Job:
Copy each line exactly. Leave nothing out.

▬▬▬▬▬▬▬▬▬▬

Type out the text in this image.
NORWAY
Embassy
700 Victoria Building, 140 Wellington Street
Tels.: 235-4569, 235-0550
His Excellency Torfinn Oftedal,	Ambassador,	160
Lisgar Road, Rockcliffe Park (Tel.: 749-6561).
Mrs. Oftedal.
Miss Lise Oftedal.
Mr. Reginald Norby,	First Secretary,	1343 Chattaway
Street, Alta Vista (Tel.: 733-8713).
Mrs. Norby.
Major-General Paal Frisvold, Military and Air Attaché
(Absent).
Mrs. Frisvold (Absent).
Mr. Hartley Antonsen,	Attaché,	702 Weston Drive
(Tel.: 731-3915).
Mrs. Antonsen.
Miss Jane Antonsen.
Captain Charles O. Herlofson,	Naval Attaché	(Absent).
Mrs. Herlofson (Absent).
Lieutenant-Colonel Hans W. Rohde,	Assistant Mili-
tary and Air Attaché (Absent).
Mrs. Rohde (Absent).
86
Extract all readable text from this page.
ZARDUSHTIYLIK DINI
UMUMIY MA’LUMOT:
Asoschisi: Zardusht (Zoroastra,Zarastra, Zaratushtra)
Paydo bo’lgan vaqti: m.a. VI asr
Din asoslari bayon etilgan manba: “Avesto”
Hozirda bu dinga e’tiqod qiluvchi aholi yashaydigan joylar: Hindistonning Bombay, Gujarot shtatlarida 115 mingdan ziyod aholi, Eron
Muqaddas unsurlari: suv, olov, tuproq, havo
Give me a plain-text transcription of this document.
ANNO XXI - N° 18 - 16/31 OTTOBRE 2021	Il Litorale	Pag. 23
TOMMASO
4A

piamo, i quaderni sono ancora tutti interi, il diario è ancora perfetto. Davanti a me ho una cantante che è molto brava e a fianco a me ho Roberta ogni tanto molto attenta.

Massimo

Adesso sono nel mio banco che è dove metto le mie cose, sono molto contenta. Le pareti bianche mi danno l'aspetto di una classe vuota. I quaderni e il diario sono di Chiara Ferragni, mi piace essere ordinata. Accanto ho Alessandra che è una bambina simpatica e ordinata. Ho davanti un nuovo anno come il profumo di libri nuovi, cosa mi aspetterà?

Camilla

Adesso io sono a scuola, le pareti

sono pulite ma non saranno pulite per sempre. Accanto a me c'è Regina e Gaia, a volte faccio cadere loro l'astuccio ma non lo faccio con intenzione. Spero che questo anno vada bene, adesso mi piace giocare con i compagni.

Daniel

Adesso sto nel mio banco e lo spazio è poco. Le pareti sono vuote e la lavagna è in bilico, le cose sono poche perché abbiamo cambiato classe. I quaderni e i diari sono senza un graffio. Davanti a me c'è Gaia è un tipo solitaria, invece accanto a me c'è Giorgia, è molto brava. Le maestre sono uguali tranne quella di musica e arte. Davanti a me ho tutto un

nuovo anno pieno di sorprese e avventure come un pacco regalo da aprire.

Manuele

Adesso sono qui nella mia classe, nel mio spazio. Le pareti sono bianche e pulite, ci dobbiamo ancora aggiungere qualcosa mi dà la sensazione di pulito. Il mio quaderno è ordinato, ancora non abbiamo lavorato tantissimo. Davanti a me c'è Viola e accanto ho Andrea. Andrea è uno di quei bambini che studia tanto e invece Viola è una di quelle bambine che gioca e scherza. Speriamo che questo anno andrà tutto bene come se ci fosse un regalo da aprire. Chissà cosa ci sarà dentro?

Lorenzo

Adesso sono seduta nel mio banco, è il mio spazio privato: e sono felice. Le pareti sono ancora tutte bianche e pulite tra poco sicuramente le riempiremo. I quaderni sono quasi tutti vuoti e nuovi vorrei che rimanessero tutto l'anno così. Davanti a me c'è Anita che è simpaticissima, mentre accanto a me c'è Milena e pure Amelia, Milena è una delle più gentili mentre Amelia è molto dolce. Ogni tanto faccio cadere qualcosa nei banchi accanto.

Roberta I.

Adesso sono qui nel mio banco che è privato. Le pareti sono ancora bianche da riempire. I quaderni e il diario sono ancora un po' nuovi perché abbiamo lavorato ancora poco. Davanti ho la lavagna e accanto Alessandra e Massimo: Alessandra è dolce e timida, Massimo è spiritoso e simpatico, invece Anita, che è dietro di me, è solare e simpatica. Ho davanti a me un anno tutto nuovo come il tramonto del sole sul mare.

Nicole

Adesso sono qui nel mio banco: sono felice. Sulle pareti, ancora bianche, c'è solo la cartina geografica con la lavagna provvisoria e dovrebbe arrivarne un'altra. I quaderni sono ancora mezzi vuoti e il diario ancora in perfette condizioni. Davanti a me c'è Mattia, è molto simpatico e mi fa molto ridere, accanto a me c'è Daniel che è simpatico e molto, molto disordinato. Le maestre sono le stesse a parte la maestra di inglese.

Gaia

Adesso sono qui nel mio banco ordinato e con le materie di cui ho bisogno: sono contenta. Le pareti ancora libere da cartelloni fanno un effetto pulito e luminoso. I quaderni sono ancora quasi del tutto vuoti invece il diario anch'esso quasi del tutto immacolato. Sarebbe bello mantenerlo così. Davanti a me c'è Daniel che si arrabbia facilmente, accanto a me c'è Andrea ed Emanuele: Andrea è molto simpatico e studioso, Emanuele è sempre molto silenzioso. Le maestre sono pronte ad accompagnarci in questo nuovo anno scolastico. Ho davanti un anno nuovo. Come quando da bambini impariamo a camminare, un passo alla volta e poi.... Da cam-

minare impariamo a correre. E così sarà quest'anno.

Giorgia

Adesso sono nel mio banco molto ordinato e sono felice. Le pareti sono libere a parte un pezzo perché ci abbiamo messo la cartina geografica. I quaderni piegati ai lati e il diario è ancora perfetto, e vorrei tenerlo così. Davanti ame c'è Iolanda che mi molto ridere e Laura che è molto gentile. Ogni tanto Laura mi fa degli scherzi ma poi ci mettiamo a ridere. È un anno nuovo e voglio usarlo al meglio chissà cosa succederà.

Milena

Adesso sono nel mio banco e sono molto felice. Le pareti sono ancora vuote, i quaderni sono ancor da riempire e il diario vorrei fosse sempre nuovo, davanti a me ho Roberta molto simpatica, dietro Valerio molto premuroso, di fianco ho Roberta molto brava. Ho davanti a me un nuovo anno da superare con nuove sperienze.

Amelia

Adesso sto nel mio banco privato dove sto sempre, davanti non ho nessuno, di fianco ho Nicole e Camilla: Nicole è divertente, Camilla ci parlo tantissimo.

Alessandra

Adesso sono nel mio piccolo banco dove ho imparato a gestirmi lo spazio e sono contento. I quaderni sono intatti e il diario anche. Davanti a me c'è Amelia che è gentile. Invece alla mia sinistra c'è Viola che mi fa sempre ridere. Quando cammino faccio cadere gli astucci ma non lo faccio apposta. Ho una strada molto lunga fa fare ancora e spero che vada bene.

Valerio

▬▬▬▬▬▬▬▬▬▬

Answer to this task:
Type out the text in this image.
NORWAY
Embassy
700 Victoria Building, 140 Wellington Street
Tels.: 235-4569, 235-0550
His Excellency Torfinn Oftedal,	Ambassador,	160
Lisgar Road, Rockcliffe Park (Tel.: 749-6561).
Mrs. Oftedal.
Miss Lise Oftedal.
Mr. Reginald Norby,	First Secretary,	1343 Chattaway
Street, Alta Vista (Tel.: 733-8713).
Mrs. Norby.
Major-General Paal Frisvold, Military and Air Attaché
(Absent).
Mrs. Frisvold (Absent).
Mr. Hartley Antonsen,	Attaché,	702 Weston Drive
(Tel.: 731-3915).
Mrs. Antonsen.
Miss Jane Antonsen.
Captain Charles O. Herlofson,	Naval Attaché	(Absent).
Mrs. Herlofson (Absent).
Lieutenant-Colonel Hans W. Rohde,	Assistant Mili-
tary and Air Attaché (Absent).
Mrs. Rohde (Absent).
86
Extract all readable text from this page.
ZARDUSHTIYLIK DINI
UMUMIY MA’LUMOT:
Asoschisi: Zardusht (Zoroastra,Zarastra, Zaratushtra)
Paydo bo’lgan vaqti: m.a. VI asr
Din asoslari bayon etilgan manba: “Avesto”
Hozirda bu dinga e’tiqod qiluvchi aholi yashaydigan joylar: Hindistonning Bombay, Gujarot shtatlarida 115 mingdan ziyod aholi, Eron
Muqaddas unsurlari: suv, olov, tuproq, havo
Give me a plain-text transcription of this document.
ANNO XXI - N° 18 - 16/31 OTTOBRE 2021	Il Litorale	Pag. 23
TOMMASO
4A

piamo, i quaderni sono ancora tutti interi, il diario è ancora perfetto. Davanti a me ho una cantante che è molto brava e a fianco a me ho Roberta ogni tanto molto attenta.

Massimo

Adesso sono nel mio banco che è dove metto le mie cose, sono molto contenta. Le pareti bianche mi danno l'aspetto di una classe vuota. I quaderni e il diario sono di Chiara Ferragni, mi piace essere ordinata. Accanto ho Alessandra che è una bambina simpatica e ordinata. Ho davanti un nuovo anno come il profumo di libri nuovi, cosa mi aspetterà?

Camilla

Adesso io sono a scuola, le pareti

sono pulite ma non saranno pulite per sempre. Accanto a me c'è Regina e Gaia, a volte faccio cadere loro l'astuccio ma non lo faccio con intenzione. Spero che questo anno vada bene, adesso mi piace giocare con i compagni.

Daniel

Adesso sto nel mio banco e lo spazio è poco. Le pareti sono vuote e la lavagna è in bilico, le cose sono poche perché abbiamo cambiato classe. I quaderni e i diari sono senza un graffio. Davanti a me c'è Gaia è un tipo solitaria, invece accanto a me c'è Giorgia, è molto brava. Le maestre sono uguali tranne quella di musica e arte. Davanti a me ho tutto un

nuovo anno pieno di sorprese e avventure come un pacco regalo da aprire.

Manuele

Adesso sono qui nella mia classe, nel mio spazio. Le pareti sono bianche e pulite, ci dobbiamo ancora aggiungere qualcosa mi dà la sensazione di pulito. Il mio quaderno è ordinato, ancora non abbiamo lavorato tantissimo. Davanti a me c'è Viola e accanto ho Andrea. Andrea è uno di quei bambini che studia tanto e invece Viola è una di quelle bambine che gioca e scherza. Speriamo che questo anno andrà tutto bene come se ci fosse un regalo da aprire. Chissà cosa ci sarà dentro?

Lorenzo

Adesso sono seduta nel mio banco, è il mio spazio privato: e sono felice. Le pareti sono ancora tutte bianche e pulite tra poco sicuramente le riempiremo. I quaderni sono quasi tutti vuoti e nuovi vorrei che rimanessero tutto l'anno così. Davanti a me c'è Anita che è simpaticissima, mentre accanto a me c'è Milena e pure Amelia, Milena è una delle più gentili mentre Amelia è molto dolce. Ogni tanto faccio cadere qualcosa nei banchi accanto.

Roberta I.

Adesso sono qui nel mio banco che è privato. Le pareti sono ancora bianche da riempire. I quaderni e il diario sono ancora un po' nuovi perché abbiamo lavorato ancora poco. Davanti ho la lavagna e accanto Alessandra e Massimo: Alessandra è dolce e timida, Massimo è spiritoso e simpatico, invece Anita, che è dietro di me, è solare e simpatica. Ho davanti a me un anno tutto nuovo come il tramonto del sole sul mare.

Nicole

Adesso sono qui nel mio banco: sono felice. Sulle pareti, ancora bianche, c'è solo la cartina geografica con la lavagna provvisoria e dovrebbe arrivarne un'altra. I quaderni sono ancora mezzi vuoti e il diario ancora in perfette condizioni. Davanti a me c'è Mattia, è molto simpatico e mi fa molto ridere, accanto a me c'è Daniel che è simpatico e molto, molto disordinato. Le maestre sono le stesse a parte la maestra di inglese.

Gaia

Adesso sono qui nel mio banco ordinato e con le materie di cui ho bisogno: sono contenta. Le pareti ancora libere da cartelloni fanno un effetto pulito e luminoso. I quaderni sono ancora quasi del tutto vuoti invece il diario anch'esso quasi del tutto immacolato. Sarebbe bello mantenerlo così. Davanti a me c'è Daniel che si arrabbia facilmente, accanto a me c'è Andrea ed Emanuele: Andrea è molto simpatico e studioso, Emanuele è sempre molto silenzioso. Le maestre sono pronte ad accompagnarci in questo nuovo anno scolastico. Ho davanti un anno nuovo. Come quando da bambini impariamo a camminare, un passo alla volta e poi.... Da cam-

minare impariamo a correre. E così sarà quest'anno.

Giorgia

Adesso sono nel mio banco molto ordinato e sono felice. Le pareti sono libere a parte un pezzo perché ci abbiamo messo la cartina geografica. I quaderni piegati ai lati e il diario è ancora perfetto, e vorrei tenerlo così. Davanti ame c'è Iolanda che mi molto ridere e Laura che è molto gentile. Ogni tanto Laura mi fa degli scherzi ma poi ci mettiamo a ridere. È un anno nuovo e voglio usarlo al meglio chissà cosa succederà.

Milena

Adesso sono nel mio banco e sono molto felice. Le pareti sono ancora vuote, i quaderni sono ancor da riempire e il diario vorrei fosse sempre nuovo, davanti a me ho Roberta molto simpatica, dietro Valerio molto premuroso, di fianco ho Roberta molto brava. Ho davanti a me un nuovo anno da superare con nuove sperienze.

Amelia

Adesso sto nel mio banco privato dove sto sempre, davanti non ho nessuno, di fianco ho Nicole e Camilla: Nicole è divertente, Camilla ci parlo tantissimo.

Alessandra

Adesso sono nel mio piccolo banco dove ho imparato a gestirmi lo spazio e sono contento. I quaderni sono intatti e il diario anche. Davanti a me c'è Amelia che è gentile. Invece alla mia sinistra c'è Viola che mi fa sempre ridere. Quando cammino faccio cadere gli astucci ma non lo faccio apposta. Ho una strada molto lunga fa fare ancora e spero che vada bene.

Valerio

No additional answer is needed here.